• [Aim]
Work out the number of lines in the listing that include the string "price". Reply with that number alone.

• [Records for the task]

——

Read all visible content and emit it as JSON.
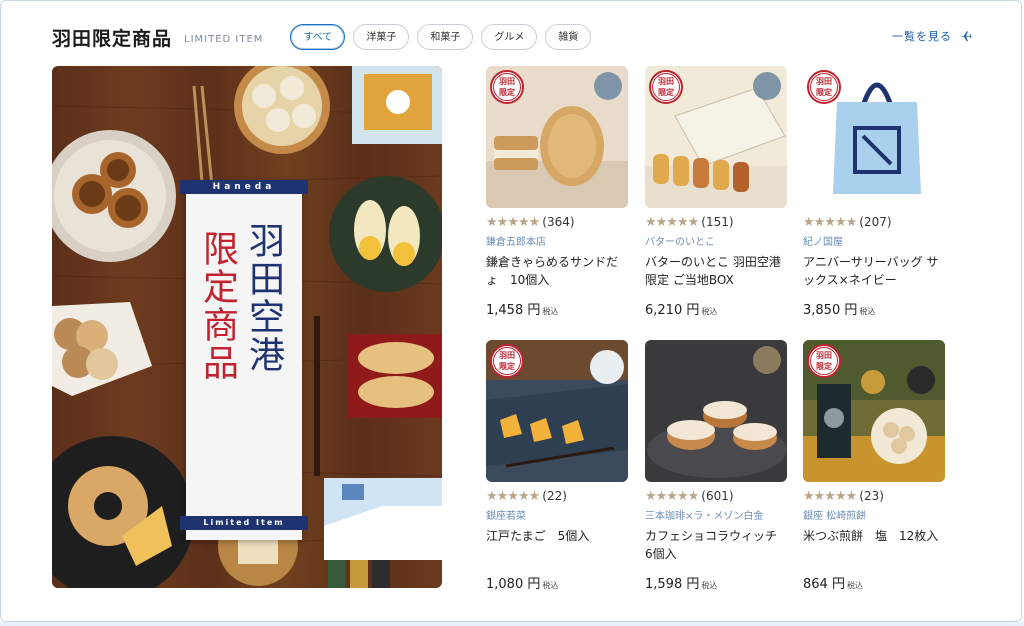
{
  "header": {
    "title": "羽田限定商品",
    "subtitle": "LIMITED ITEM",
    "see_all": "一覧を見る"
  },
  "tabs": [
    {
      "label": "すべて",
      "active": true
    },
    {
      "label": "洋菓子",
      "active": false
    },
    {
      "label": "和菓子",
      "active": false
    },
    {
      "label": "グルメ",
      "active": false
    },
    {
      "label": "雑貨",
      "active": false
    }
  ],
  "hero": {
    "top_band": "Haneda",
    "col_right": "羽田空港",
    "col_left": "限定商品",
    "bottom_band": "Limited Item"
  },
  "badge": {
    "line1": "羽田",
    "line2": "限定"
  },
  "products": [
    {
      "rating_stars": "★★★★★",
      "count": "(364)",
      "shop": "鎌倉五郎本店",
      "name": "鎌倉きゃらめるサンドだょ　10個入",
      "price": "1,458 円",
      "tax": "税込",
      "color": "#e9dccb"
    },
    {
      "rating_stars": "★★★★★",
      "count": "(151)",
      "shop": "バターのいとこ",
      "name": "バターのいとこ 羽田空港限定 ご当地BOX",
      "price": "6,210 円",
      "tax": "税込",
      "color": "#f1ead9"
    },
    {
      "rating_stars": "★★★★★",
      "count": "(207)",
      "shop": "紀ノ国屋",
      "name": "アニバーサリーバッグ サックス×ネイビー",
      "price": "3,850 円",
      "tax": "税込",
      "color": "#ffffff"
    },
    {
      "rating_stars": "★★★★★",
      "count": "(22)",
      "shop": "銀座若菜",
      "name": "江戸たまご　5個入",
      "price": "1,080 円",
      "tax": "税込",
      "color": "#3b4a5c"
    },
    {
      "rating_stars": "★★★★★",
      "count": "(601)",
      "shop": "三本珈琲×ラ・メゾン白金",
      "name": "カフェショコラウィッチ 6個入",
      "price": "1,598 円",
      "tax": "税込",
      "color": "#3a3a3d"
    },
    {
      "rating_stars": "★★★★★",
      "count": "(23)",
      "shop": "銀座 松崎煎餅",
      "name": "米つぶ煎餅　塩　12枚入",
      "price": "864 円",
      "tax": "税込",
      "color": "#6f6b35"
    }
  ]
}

——

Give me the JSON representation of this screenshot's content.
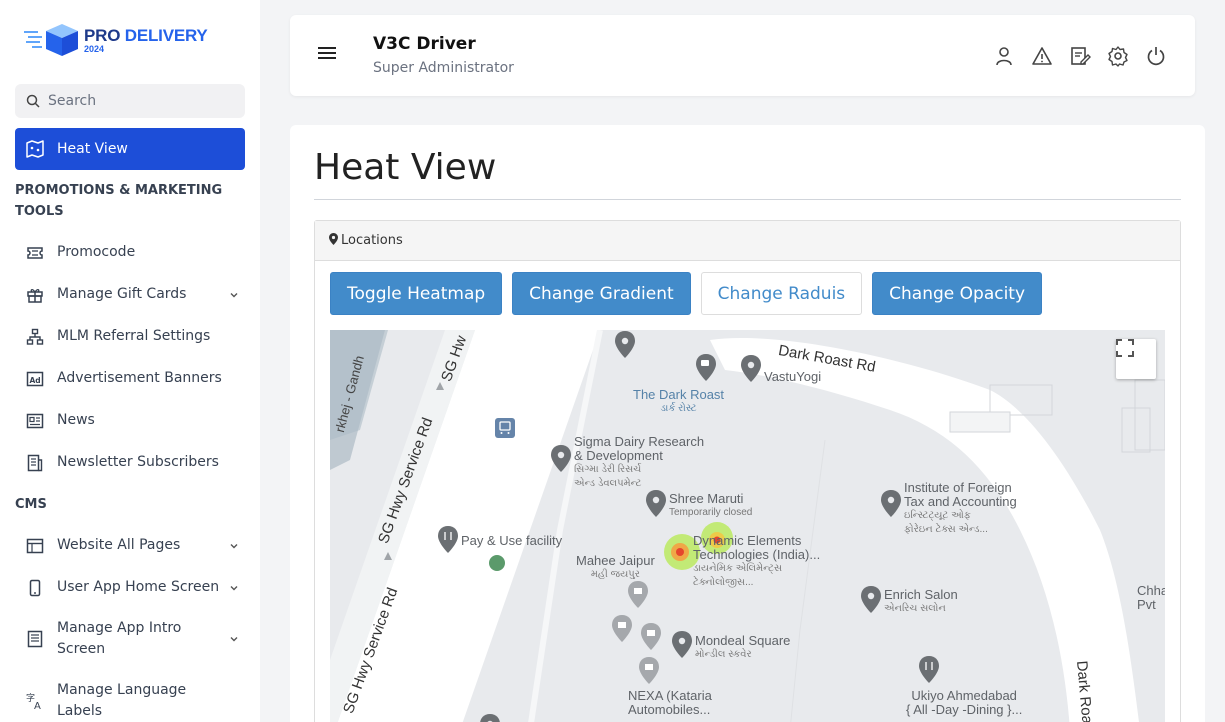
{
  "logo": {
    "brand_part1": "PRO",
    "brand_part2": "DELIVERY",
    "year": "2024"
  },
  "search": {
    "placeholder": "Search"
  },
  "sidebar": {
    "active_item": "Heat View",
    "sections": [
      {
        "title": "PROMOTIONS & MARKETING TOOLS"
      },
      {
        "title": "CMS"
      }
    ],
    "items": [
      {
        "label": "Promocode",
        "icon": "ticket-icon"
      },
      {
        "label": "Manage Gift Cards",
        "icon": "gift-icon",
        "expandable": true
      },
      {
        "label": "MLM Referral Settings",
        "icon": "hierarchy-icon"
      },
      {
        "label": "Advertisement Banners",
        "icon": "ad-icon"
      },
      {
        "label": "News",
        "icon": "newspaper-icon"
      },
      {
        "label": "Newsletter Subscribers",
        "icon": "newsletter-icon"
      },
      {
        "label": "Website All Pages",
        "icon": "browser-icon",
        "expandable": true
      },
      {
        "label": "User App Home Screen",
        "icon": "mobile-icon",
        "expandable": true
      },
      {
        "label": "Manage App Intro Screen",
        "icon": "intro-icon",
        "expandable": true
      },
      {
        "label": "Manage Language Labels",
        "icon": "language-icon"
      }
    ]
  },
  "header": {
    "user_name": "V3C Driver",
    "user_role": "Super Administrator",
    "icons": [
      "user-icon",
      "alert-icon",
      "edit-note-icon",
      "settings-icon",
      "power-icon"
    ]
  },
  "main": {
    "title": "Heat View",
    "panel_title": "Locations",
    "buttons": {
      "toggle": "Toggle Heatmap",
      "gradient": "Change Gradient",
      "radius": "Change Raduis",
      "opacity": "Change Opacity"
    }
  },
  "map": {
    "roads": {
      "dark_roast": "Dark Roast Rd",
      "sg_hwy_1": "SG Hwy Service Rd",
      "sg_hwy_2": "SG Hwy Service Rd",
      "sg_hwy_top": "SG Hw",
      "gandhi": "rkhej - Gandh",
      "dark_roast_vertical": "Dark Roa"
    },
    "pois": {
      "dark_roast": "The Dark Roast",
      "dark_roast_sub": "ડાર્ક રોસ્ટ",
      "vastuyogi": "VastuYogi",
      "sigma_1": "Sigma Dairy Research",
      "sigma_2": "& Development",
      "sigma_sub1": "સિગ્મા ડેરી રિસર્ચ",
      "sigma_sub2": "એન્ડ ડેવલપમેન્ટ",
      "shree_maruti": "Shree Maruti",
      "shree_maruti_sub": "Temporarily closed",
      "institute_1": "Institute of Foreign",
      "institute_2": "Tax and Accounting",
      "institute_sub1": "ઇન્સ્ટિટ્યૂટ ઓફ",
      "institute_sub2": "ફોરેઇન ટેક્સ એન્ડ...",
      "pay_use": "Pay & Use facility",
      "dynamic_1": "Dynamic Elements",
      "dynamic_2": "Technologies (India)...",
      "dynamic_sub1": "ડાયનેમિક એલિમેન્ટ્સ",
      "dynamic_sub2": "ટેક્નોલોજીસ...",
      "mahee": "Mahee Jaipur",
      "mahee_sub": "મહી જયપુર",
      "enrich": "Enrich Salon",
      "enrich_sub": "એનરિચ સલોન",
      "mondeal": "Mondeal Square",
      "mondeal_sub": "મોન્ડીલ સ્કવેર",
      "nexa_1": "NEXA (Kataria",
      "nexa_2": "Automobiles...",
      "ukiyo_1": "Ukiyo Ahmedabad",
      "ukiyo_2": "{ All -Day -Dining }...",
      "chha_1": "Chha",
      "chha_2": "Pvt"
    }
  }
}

——

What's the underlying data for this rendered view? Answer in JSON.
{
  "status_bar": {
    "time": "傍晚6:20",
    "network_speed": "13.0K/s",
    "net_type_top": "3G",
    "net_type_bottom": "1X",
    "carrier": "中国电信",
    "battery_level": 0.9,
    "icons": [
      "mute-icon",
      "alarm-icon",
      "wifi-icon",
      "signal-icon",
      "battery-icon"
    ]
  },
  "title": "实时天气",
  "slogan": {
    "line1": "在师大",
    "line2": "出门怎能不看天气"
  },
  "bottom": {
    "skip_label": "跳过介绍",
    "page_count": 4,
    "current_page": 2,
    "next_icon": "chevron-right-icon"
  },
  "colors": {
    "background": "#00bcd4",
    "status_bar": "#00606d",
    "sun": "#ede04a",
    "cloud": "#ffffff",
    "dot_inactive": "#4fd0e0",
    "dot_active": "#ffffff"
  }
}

——

• [In response]
6